_Direction_.
Assemble all lines in which the string "text" appears.

===== Provided material

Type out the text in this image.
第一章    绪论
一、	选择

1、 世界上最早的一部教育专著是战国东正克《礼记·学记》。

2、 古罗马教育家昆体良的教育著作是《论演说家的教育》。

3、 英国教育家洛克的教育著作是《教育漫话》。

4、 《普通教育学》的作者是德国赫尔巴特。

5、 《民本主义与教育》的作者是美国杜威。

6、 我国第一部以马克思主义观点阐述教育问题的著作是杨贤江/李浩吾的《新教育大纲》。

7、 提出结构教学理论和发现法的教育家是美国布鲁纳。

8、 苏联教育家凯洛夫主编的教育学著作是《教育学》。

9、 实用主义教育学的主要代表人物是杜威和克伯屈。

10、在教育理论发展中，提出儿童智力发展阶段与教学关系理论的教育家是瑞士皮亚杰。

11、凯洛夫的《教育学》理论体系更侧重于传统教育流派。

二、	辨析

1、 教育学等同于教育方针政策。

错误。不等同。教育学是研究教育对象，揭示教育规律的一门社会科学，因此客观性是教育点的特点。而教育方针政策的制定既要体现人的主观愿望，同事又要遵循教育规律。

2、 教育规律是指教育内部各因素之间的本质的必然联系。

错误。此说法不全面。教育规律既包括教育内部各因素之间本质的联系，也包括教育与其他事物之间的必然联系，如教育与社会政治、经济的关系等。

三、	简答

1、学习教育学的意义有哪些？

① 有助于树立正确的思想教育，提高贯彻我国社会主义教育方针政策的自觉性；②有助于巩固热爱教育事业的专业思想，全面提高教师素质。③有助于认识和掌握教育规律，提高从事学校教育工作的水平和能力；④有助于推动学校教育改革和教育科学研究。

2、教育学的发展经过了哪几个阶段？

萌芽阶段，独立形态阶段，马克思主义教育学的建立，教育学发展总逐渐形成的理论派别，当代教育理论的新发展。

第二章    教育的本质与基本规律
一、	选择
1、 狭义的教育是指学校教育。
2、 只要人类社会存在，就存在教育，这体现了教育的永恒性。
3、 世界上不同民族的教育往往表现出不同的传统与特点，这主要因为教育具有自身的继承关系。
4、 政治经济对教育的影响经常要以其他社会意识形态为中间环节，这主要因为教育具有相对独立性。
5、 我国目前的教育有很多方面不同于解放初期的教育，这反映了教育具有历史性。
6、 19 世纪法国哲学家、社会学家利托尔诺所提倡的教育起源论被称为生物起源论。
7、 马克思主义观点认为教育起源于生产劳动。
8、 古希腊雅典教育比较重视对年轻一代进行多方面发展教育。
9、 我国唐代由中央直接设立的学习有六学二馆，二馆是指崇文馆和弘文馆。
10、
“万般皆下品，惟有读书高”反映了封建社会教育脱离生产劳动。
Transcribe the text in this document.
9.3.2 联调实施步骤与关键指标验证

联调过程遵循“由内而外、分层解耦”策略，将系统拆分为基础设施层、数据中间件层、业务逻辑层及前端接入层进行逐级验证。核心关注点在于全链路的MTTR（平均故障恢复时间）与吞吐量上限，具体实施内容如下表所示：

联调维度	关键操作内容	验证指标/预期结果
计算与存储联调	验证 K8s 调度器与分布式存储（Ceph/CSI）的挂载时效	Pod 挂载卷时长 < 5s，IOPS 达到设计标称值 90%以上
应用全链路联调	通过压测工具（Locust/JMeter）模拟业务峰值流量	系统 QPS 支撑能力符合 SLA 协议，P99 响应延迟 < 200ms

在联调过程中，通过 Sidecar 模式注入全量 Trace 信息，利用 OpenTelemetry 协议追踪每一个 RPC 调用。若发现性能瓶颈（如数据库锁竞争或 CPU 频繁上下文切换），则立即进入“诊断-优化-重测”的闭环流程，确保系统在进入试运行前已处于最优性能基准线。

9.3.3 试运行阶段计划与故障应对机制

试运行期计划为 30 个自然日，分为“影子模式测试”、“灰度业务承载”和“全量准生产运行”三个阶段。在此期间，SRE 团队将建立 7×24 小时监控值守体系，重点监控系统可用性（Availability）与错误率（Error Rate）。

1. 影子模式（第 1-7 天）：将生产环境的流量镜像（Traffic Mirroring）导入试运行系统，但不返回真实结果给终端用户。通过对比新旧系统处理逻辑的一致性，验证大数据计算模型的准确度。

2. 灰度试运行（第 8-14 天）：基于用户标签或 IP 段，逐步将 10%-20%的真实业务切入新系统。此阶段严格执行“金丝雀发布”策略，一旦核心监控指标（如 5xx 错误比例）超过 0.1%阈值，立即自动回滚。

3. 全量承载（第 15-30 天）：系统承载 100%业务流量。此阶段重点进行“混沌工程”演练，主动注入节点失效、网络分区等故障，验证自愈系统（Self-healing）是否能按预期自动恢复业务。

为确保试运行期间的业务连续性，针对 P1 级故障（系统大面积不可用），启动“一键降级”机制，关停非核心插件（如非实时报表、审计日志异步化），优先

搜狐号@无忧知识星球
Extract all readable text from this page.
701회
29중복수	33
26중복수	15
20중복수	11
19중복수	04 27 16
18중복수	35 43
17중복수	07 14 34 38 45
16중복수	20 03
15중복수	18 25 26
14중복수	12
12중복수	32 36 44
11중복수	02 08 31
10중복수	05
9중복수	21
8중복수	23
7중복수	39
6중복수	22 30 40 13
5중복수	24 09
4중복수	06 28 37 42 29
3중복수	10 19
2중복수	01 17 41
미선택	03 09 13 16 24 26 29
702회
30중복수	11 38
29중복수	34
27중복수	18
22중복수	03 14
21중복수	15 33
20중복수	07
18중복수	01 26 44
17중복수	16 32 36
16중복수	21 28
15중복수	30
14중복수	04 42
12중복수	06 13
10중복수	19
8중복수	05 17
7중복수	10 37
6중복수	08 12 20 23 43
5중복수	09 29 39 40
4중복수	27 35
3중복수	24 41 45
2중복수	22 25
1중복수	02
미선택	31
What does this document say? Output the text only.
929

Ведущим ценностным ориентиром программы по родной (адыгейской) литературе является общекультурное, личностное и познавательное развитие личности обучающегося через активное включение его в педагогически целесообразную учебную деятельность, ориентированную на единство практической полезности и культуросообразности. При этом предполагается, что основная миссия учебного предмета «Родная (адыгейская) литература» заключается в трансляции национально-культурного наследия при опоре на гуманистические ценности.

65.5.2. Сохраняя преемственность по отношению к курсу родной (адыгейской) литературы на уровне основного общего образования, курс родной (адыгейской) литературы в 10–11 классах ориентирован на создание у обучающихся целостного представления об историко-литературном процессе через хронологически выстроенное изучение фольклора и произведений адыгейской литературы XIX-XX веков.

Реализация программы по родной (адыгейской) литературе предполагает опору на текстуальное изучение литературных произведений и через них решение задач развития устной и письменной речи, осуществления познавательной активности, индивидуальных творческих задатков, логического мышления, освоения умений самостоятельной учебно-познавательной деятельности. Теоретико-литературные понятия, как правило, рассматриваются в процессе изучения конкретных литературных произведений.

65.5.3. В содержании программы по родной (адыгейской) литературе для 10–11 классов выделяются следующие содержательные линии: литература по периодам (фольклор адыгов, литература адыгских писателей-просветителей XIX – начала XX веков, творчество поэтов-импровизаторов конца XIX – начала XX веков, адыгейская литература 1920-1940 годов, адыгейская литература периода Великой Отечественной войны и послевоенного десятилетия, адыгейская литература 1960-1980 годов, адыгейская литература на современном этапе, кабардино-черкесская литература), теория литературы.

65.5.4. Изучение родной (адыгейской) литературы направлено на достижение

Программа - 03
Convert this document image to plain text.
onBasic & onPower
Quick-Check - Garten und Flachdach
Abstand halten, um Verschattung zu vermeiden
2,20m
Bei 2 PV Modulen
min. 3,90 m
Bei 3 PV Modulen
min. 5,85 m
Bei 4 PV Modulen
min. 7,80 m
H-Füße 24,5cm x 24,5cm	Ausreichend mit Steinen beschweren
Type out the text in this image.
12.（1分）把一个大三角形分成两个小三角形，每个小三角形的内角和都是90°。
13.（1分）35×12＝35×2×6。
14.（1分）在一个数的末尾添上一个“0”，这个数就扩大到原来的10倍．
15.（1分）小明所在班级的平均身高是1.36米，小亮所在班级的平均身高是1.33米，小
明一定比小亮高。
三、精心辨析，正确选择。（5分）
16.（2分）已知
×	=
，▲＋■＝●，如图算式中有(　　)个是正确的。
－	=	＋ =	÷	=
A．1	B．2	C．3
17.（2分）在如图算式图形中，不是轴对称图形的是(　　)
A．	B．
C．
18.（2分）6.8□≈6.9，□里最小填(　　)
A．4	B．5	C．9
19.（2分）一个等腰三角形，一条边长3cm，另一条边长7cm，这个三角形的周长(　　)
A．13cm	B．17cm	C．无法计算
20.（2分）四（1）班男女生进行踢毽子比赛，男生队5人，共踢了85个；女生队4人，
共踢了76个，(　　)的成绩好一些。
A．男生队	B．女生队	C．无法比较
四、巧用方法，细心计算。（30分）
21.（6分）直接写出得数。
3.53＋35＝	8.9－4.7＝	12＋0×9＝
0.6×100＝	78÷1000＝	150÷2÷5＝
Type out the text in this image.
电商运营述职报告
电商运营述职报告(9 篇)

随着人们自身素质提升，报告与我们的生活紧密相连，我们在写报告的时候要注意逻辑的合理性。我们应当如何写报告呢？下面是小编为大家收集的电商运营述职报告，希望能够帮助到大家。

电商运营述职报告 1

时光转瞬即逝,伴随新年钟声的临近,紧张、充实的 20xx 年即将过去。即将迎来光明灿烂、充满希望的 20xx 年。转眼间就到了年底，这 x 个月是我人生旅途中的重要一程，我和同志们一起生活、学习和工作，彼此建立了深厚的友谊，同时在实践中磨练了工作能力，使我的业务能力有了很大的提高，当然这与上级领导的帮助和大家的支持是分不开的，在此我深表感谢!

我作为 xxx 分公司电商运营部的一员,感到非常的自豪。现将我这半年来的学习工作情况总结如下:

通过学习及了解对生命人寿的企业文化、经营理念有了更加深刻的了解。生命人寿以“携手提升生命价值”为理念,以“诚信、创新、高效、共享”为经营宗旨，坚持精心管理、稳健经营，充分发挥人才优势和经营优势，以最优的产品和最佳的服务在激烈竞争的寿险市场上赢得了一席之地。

==========

_Task response_.
Type out the text in this image.
Transcribe the text in this document.
Extract all readable text from this page.
What does this document say? Output the text only.
Convert this document image to plain text.
Type out the text in this image.
Type out the text in this image.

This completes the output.